TASK BRIEF:
Your task is to repeat all of the material exactly.

EXERCISE MATERIALS:
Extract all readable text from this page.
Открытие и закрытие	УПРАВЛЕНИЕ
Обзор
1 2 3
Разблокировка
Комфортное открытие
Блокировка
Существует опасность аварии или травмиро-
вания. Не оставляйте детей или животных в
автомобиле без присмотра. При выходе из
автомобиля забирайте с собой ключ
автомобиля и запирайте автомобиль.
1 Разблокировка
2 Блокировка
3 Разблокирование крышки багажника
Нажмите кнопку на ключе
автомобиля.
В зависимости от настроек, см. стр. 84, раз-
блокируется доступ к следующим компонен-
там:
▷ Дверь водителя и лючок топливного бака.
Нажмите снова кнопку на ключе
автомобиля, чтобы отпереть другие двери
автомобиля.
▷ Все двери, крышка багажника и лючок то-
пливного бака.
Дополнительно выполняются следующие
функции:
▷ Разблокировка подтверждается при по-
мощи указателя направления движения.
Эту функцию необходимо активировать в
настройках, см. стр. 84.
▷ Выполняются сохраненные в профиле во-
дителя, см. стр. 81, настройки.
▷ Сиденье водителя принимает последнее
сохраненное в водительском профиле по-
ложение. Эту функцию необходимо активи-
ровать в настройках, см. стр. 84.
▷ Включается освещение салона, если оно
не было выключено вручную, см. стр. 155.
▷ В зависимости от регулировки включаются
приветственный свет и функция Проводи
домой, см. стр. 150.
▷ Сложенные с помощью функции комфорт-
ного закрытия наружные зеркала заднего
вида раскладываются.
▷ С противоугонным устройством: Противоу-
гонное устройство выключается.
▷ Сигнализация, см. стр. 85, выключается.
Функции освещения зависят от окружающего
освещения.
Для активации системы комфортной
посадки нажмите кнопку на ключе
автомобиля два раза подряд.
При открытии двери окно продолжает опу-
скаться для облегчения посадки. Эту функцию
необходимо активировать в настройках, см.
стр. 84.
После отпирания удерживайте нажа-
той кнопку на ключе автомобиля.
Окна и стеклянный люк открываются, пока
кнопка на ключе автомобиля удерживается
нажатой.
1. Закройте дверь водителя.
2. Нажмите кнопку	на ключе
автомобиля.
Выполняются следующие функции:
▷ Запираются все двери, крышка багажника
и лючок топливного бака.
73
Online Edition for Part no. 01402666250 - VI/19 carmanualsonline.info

FULL SOLUTION:
Extract all readable text from this page.
Открытие и закрытие	УПРАВЛЕНИЕ
Обзор
1 2 3
Разблокировка
Комфортное открытие
Блокировка
Существует опасность аварии или травмиро-
вания. Не оставляйте детей или животных в
автомобиле без присмотра. При выходе из
автомобиля забирайте с собой ключ
автомобиля и запирайте автомобиль.
1 Разблокировка
2 Блокировка
3 Разблокирование крышки багажника
Нажмите кнопку на ключе
автомобиля.
В зависимости от настроек, см. стр. 84, раз-
блокируется доступ к следующим компонен-
там:
▷ Дверь водителя и лючок топливного бака.
Нажмите снова кнопку на ключе
автомобиля, чтобы отпереть другие двери
автомобиля.
▷ Все двери, крышка багажника и лючок то-
пливного бака.
Дополнительно выполняются следующие
функции:
▷ Разблокировка подтверждается при по-
мощи указателя направления движения.
Эту функцию необходимо активировать в
настройках, см. стр. 84.
▷ Выполняются сохраненные в профиле во-
дителя, см. стр. 81, настройки.
▷ Сиденье водителя принимает последнее
сохраненное в водительском профиле по-
ложение. Эту функцию необходимо активи-
ровать в настройках, см. стр. 84.
▷ Включается освещение салона, если оно
не было выключено вручную, см. стр. 155.
▷ В зависимости от регулировки включаются
приветственный свет и функция Проводи
домой, см. стр. 150.
▷ Сложенные с помощью функции комфорт-
ного закрытия наружные зеркала заднего
вида раскладываются.
▷ С противоугонным устройством: Противоу-
гонное устройство выключается.
▷ Сигнализация, см. стр. 85, выключается.
Функции освещения зависят от окружающего
освещения.
Для активации системы комфортной
посадки нажмите кнопку на ключе
автомобиля два раза подряд.
При открытии двери окно продолжает опу-
скаться для облегчения посадки. Эту функцию
необходимо активировать в настройках, см.
стр. 84.
После отпирания удерживайте нажа-
той кнопку на ключе автомобиля.
Окна и стеклянный люк открываются, пока
кнопка на ключе автомобиля удерживается
нажатой.
1. Закройте дверь водителя.
2. Нажмите кнопку	на ключе
автомобиля.
Выполняются следующие функции:
▷ Запираются все двери, крышка багажника
и лючок топливного бака.
73
Online Edition for Part no. 01402666250 - VI/19 carmanualsonline.info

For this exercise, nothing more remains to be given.